_DIRECTION_
Skip every picture, and copy exactly the lines from the one containing "Parse this screenshot: output" to the end of the data.
======== DATA PROVIDED ========
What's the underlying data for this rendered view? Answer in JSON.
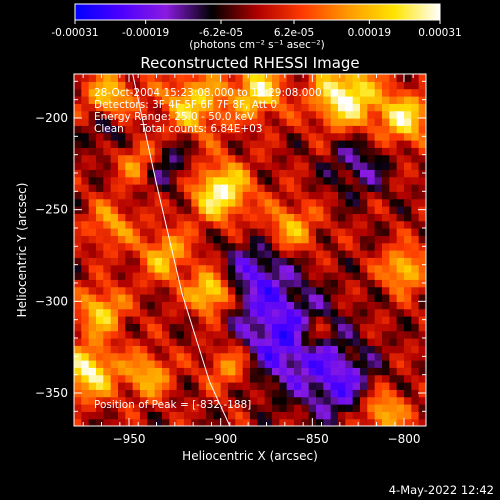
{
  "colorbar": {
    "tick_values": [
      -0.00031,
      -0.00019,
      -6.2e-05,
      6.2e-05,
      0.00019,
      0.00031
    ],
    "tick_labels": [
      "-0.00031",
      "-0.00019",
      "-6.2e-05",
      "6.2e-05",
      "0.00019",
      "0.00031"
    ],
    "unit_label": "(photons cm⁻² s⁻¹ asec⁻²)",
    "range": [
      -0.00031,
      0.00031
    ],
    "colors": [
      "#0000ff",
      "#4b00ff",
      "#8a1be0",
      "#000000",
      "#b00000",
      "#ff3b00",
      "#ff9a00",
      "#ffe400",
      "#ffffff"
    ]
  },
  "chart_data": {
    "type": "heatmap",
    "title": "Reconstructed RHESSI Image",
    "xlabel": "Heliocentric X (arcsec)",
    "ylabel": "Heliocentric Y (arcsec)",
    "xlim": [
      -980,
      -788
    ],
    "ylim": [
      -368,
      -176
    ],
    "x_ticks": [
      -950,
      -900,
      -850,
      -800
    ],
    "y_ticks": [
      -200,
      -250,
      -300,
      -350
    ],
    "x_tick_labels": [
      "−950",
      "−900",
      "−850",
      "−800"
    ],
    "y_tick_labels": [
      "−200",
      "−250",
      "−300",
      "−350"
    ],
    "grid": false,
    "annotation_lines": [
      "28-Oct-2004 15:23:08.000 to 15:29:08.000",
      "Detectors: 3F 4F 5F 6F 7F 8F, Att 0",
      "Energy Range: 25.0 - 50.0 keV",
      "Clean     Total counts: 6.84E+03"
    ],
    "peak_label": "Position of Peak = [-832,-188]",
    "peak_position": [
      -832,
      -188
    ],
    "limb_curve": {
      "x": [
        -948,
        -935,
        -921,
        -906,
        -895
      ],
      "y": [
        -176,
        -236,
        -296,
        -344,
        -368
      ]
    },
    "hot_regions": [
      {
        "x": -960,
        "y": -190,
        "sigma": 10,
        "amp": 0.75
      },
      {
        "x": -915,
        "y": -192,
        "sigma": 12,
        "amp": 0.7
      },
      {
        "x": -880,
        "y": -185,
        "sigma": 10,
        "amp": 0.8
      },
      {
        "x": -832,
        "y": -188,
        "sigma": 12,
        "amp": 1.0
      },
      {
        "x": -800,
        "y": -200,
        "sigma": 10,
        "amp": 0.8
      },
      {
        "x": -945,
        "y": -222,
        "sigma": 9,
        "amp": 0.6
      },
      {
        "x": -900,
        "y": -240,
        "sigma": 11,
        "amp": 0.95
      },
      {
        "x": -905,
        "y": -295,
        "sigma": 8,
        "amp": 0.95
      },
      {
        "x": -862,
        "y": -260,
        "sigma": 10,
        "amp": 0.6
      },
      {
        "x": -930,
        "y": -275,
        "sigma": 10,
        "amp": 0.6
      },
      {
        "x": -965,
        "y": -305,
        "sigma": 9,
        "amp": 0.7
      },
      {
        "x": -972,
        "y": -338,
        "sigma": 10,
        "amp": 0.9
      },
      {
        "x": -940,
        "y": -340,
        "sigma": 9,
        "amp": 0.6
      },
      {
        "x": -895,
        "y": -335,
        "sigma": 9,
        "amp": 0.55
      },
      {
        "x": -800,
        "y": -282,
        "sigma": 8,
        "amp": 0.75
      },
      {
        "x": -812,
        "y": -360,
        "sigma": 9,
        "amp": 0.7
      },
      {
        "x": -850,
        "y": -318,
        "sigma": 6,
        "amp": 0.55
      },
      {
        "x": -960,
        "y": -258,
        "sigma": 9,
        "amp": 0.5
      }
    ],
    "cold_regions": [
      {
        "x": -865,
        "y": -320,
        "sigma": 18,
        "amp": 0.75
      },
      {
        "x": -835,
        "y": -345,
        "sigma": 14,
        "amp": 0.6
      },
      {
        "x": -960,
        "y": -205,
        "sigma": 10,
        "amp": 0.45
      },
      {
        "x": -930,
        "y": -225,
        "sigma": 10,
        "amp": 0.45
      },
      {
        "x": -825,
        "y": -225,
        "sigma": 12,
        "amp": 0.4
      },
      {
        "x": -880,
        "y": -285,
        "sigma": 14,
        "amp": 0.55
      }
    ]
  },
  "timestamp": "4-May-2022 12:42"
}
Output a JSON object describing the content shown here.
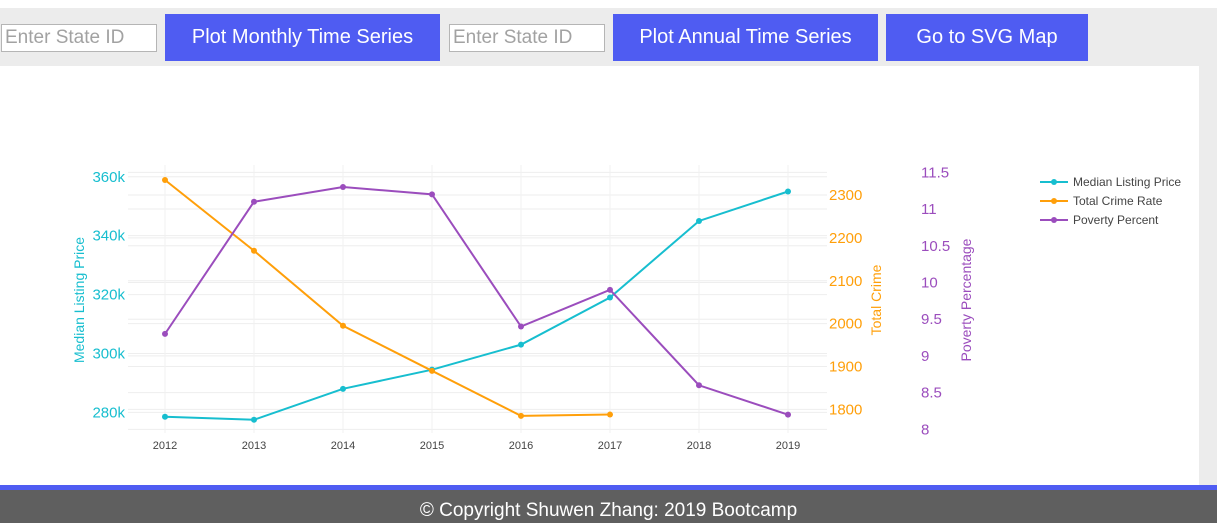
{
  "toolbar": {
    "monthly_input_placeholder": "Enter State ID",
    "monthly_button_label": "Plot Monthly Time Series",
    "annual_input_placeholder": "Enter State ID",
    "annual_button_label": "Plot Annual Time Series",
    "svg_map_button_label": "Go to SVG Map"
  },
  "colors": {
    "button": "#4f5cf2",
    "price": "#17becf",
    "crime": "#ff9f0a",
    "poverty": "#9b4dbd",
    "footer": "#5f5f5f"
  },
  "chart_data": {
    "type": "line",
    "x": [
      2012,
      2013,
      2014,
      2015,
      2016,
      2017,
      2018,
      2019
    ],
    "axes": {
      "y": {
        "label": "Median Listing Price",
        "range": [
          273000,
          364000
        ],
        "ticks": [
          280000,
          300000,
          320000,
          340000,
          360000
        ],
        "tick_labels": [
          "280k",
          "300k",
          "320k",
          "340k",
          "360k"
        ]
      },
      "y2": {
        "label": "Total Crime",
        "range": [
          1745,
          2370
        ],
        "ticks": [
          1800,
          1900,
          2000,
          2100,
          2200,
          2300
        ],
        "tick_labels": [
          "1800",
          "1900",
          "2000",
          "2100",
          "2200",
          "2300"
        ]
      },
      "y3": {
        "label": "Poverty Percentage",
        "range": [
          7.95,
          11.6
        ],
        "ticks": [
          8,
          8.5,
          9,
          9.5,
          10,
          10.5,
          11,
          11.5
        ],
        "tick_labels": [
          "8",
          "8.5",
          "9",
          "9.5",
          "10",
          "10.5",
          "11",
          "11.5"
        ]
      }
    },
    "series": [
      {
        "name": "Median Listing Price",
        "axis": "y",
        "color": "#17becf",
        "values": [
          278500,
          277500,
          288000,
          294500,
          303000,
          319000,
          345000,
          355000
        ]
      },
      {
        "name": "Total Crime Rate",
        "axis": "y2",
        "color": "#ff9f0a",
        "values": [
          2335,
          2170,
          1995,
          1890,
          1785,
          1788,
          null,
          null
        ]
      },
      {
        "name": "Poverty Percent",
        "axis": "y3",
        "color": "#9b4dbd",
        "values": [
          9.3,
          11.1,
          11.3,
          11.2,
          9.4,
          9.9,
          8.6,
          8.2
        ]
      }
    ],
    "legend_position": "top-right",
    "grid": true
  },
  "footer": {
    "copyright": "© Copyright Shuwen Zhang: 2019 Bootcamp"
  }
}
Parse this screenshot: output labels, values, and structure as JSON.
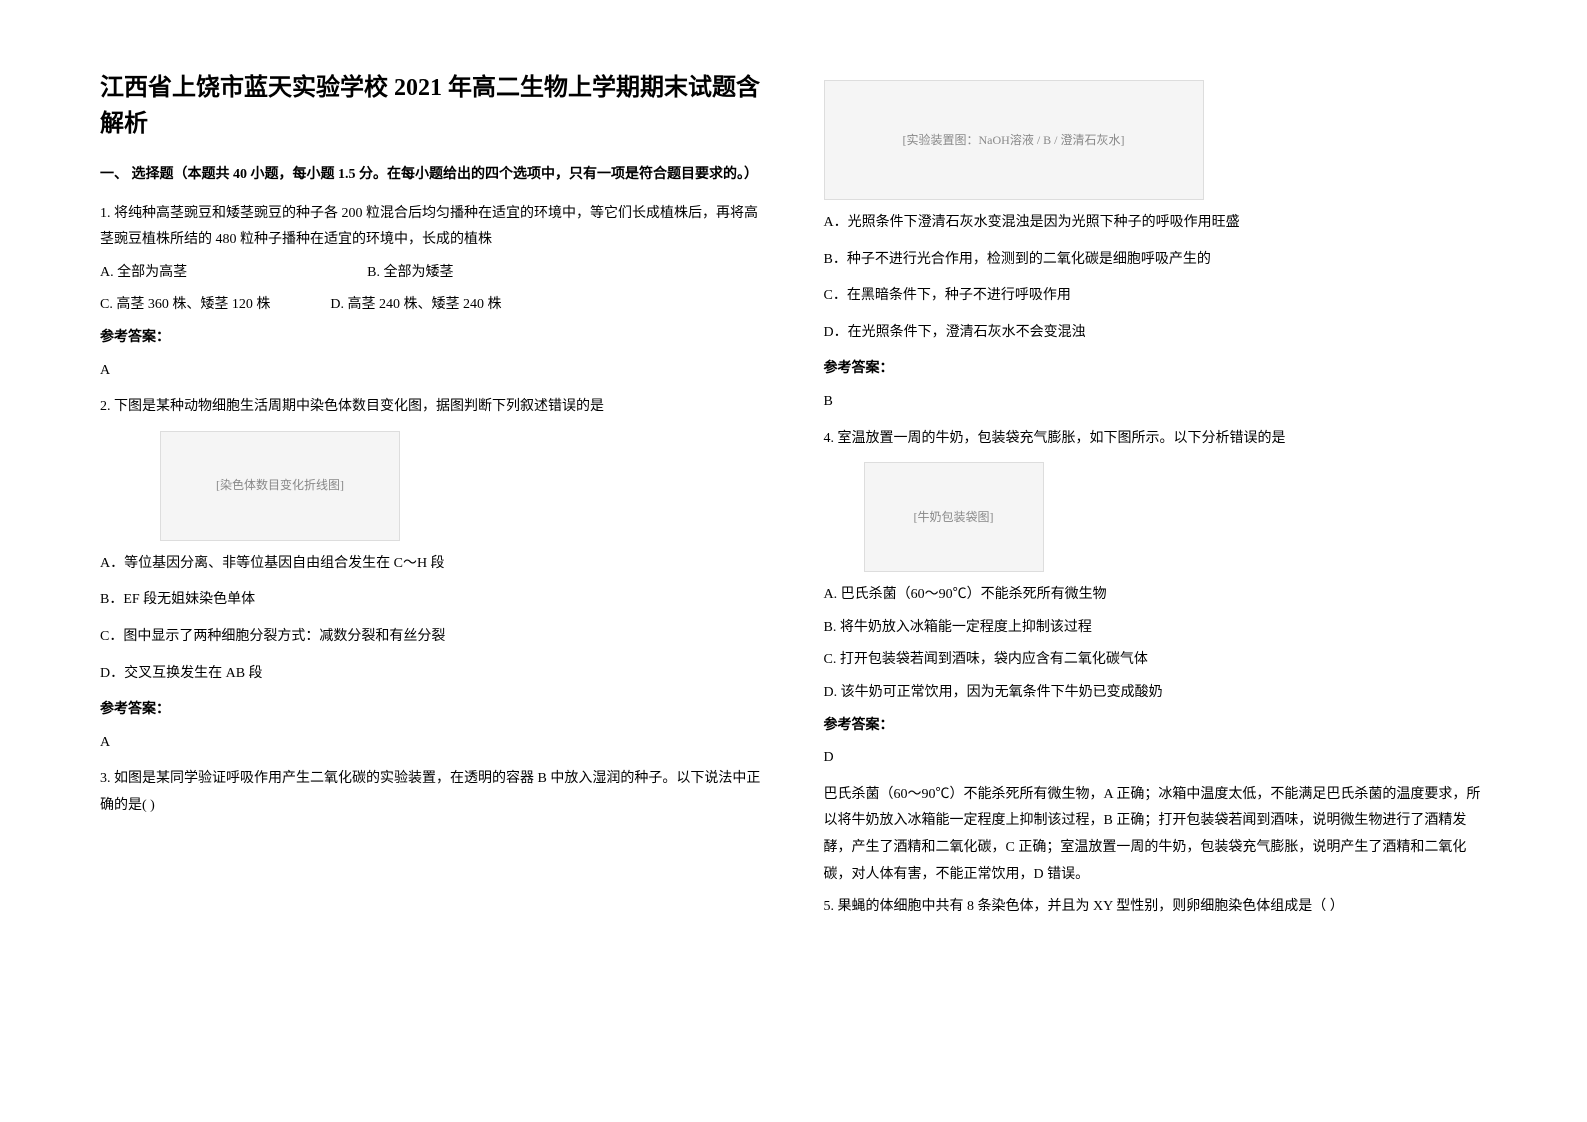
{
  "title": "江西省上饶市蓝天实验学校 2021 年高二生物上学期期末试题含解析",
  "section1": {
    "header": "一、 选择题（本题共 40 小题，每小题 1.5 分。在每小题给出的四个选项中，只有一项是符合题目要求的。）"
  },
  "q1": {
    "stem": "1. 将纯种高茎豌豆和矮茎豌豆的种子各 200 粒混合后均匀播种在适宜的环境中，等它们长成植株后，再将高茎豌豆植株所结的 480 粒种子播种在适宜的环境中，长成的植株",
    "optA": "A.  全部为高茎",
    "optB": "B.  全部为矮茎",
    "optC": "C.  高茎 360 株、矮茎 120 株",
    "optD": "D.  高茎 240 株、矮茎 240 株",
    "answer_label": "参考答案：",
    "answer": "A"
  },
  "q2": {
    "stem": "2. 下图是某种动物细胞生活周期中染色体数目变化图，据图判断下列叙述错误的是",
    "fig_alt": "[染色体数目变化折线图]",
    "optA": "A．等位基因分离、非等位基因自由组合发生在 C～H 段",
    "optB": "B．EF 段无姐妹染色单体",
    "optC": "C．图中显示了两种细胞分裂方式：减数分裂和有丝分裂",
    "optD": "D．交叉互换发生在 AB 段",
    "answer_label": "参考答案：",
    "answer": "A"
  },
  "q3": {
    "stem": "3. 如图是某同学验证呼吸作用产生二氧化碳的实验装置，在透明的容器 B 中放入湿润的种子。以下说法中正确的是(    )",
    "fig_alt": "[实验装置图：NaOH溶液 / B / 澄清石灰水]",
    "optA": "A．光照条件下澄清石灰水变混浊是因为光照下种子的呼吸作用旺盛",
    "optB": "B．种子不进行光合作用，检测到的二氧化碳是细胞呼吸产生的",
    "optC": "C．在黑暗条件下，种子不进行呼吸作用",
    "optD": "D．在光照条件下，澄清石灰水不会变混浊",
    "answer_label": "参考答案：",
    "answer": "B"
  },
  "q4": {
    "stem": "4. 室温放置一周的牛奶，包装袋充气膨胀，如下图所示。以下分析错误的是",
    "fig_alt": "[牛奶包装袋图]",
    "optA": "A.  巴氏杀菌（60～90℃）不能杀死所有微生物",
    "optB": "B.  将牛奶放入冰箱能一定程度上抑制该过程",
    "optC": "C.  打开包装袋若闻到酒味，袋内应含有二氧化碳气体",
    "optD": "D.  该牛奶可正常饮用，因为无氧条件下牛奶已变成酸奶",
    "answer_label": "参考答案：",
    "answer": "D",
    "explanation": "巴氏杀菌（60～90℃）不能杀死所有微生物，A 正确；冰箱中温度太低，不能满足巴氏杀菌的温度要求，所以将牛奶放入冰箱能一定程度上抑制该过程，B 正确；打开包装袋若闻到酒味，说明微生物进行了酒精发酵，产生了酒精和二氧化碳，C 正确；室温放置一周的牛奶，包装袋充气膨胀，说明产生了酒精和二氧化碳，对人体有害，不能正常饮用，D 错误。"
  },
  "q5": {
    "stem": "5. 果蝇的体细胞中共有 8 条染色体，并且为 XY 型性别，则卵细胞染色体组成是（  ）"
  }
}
========
_RESPONSE_
Parse this screenshot: output labels, values, and structure as JSON.
{
  "title": "江西省上饶市蓝天实验学校 2021 年高二生物上学期期末试题含解析",
  "section1": {
    "header": "一、 选择题（本题共 40 小题，每小题 1.5 分。在每小题给出的四个选项中，只有一项是符合题目要求的。）"
  },
  "q1": {
    "stem": "1. 将纯种高茎豌豆和矮茎豌豆的种子各 200 粒混合后均匀播种在适宜的环境中，等它们长成植株后，再将高茎豌豆植株所结的 480 粒种子播种在适宜的环境中，长成的植株",
    "optA": "A.  全部为高茎",
    "optB": "B.  全部为矮茎",
    "optC": "C.  高茎 360 株、矮茎 120 株",
    "optD": "D.  高茎 240 株、矮茎 240 株",
    "answer_label": "参考答案：",
    "answer": "A"
  },
  "q2": {
    "stem": "2. 下图是某种动物细胞生活周期中染色体数目变化图，据图判断下列叙述错误的是",
    "fig_alt": "[染色体数目变化折线图]",
    "optA": "A．等位基因分离、非等位基因自由组合发生在 C～H 段",
    "optB": "B．EF 段无姐妹染色单体",
    "optC": "C．图中显示了两种细胞分裂方式：减数分裂和有丝分裂",
    "optD": "D．交叉互换发生在 AB 段",
    "answer_label": "参考答案：",
    "answer": "A"
  },
  "q3": {
    "stem": "3. 如图是某同学验证呼吸作用产生二氧化碳的实验装置，在透明的容器 B 中放入湿润的种子。以下说法中正确的是(    )",
    "fig_alt": "[实验装置图：NaOH溶液 / B / 澄清石灰水]",
    "optA": "A．光照条件下澄清石灰水变混浊是因为光照下种子的呼吸作用旺盛",
    "optB": "B．种子不进行光合作用，检测到的二氧化碳是细胞呼吸产生的",
    "optC": "C．在黑暗条件下，种子不进行呼吸作用",
    "optD": "D．在光照条件下，澄清石灰水不会变混浊",
    "answer_label": "参考答案：",
    "answer": "B"
  },
  "q4": {
    "stem": "4. 室温放置一周的牛奶，包装袋充气膨胀，如下图所示。以下分析错误的是",
    "fig_alt": "[牛奶包装袋图]",
    "optA": "A.  巴氏杀菌（60～90℃）不能杀死所有微生物",
    "optB": "B.  将牛奶放入冰箱能一定程度上抑制该过程",
    "optC": "C.  打开包装袋若闻到酒味，袋内应含有二氧化碳气体",
    "optD": "D.  该牛奶可正常饮用，因为无氧条件下牛奶已变成酸奶",
    "answer_label": "参考答案：",
    "answer": "D",
    "explanation": "巴氏杀菌（60～90℃）不能杀死所有微生物，A 正确；冰箱中温度太低，不能满足巴氏杀菌的温度要求，所以将牛奶放入冰箱能一定程度上抑制该过程，B 正确；打开包装袋若闻到酒味，说明微生物进行了酒精发酵，产生了酒精和二氧化碳，C 正确；室温放置一周的牛奶，包装袋充气膨胀，说明产生了酒精和二氧化碳，对人体有害，不能正常饮用，D 错误。"
  },
  "q5": {
    "stem": "5. 果蝇的体细胞中共有 8 条染色体，并且为 XY 型性别，则卵细胞染色体组成是（  ）"
  }
}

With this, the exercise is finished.